* Begin *
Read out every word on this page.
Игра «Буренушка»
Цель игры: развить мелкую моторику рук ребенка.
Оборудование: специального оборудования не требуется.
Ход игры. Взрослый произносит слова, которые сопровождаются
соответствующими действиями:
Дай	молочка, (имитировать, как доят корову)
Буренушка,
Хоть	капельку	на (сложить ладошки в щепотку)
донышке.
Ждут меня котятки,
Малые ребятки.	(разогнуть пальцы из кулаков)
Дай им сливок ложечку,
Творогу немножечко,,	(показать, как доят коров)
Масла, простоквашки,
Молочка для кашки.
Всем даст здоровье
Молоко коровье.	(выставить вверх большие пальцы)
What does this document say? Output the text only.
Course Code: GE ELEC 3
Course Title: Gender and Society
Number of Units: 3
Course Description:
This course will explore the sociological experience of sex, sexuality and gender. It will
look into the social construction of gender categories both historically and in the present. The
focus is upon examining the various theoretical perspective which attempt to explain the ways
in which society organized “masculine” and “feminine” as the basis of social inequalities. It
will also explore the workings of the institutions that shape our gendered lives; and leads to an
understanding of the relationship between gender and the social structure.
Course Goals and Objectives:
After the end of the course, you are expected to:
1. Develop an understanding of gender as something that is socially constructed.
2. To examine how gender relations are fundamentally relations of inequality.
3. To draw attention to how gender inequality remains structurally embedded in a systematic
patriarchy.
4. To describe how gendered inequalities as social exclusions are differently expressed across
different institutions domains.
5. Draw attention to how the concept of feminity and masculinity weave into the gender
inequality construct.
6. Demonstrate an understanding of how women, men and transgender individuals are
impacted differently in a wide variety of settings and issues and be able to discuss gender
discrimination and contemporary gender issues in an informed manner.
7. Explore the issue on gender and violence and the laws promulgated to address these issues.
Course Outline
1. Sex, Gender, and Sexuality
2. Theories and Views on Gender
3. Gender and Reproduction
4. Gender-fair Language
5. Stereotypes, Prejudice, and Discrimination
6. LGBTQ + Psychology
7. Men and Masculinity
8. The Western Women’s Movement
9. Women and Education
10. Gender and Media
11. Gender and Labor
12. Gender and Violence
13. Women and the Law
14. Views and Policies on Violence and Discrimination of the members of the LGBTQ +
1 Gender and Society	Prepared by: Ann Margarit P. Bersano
* End *
◆ GOAL
Report each line in the preceding entries that holds the string "understanding".

◆ SOLUTION TO THE PROBLEM
understanding of the relationship between gender and the social structure.
1. Develop an understanding of gender as something that is socially constructed.
6. Demonstrate an understanding of how women, men and transgender individuals are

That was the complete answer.